**** RECORDS SHOWN ****

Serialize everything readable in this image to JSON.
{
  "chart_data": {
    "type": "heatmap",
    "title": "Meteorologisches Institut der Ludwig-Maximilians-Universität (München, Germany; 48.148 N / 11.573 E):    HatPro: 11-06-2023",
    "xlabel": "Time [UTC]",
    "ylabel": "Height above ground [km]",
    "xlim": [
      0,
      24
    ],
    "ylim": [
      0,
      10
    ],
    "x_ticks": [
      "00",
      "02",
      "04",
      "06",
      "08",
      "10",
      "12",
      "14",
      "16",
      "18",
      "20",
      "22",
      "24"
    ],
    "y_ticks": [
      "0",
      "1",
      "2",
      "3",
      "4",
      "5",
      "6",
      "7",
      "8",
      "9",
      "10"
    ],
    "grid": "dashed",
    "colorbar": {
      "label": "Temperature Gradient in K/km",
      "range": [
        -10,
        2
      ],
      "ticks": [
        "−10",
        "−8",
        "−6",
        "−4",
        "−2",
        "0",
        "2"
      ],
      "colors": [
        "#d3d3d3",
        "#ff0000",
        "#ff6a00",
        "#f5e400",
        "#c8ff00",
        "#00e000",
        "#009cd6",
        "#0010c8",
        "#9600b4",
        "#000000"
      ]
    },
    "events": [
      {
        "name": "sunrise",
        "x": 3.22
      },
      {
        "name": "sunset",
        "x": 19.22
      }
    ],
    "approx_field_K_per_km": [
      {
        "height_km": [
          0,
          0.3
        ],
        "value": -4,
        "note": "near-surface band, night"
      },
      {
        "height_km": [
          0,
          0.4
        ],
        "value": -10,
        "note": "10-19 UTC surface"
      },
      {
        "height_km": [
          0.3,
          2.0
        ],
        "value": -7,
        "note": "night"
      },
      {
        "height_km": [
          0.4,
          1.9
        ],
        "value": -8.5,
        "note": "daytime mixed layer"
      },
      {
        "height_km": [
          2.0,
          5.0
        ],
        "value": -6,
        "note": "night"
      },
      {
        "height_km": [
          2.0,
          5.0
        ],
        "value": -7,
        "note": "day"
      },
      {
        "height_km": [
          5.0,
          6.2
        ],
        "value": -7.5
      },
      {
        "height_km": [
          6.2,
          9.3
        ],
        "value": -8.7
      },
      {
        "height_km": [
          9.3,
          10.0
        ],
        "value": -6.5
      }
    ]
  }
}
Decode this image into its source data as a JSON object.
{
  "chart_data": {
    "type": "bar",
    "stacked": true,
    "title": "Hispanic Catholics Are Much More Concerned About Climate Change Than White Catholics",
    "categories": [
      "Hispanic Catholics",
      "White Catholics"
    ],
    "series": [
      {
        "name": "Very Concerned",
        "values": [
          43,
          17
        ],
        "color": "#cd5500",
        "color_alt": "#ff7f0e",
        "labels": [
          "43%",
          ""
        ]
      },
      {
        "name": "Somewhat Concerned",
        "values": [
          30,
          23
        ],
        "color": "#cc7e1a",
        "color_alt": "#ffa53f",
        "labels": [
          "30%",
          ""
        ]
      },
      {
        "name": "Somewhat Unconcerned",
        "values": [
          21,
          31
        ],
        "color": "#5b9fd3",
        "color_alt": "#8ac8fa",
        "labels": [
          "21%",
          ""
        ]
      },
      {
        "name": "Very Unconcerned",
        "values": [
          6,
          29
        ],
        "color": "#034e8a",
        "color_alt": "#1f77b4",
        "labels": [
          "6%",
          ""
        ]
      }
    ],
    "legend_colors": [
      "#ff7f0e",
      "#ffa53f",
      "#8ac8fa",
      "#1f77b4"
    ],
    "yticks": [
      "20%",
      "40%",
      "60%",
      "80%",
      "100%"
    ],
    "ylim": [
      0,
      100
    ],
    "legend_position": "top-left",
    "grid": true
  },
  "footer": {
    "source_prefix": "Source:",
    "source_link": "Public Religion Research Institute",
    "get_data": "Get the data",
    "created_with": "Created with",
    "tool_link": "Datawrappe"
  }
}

****

TO BE DONE:
Give back exactly the lines from the one containing "Decode this image" to the end of the material, both ends included.

ANSWER FOR THE TASK:
Decode this image into its source data as a JSON object.
{
  "chart_data": {
    "type": "bar",
    "stacked": true,
    "title": "Hispanic Catholics Are Much More Concerned About Climate Change Than White Catholics",
    "categories": [
      "Hispanic Catholics",
      "White Catholics"
    ],
    "series": [
      {
        "name": "Very Concerned",
        "values": [
          43,
          17
        ],
        "color": "#cd5500",
        "color_alt": "#ff7f0e",
        "labels": [
          "43%",
          ""
        ]
      },
      {
        "name": "Somewhat Concerned",
        "values": [
          30,
          23
        ],
        "color": "#cc7e1a",
        "color_alt": "#ffa53f",
        "labels": [
          "30%",
          ""
        ]
      },
      {
        "name": "Somewhat Unconcerned",
        "values": [
          21,
          31
        ],
        "color": "#5b9fd3",
        "color_alt": "#8ac8fa",
        "labels": [
          "21%",
          ""
        ]
      },
      {
        "name": "Very Unconcerned",
        "values": [
          6,
          29
        ],
        "color": "#034e8a",
        "color_alt": "#1f77b4",
        "labels": [
          "6%",
          ""
        ]
      }
    ],
    "legend_colors": [
      "#ff7f0e",
      "#ffa53f",
      "#8ac8fa",
      "#1f77b4"
    ],
    "yticks": [
      "20%",
      "40%",
      "60%",
      "80%",
      "100%"
    ],
    "ylim": [
      0,
      100
    ],
    "legend_position": "top-left",
    "grid": true
  },
  "footer": {
    "source_prefix": "Source:",
    "source_link": "Public Religion Research Institute",
    "get_data": "Get the data",
    "created_with": "Created with",
    "tool_link": "Datawrappe"
  }
}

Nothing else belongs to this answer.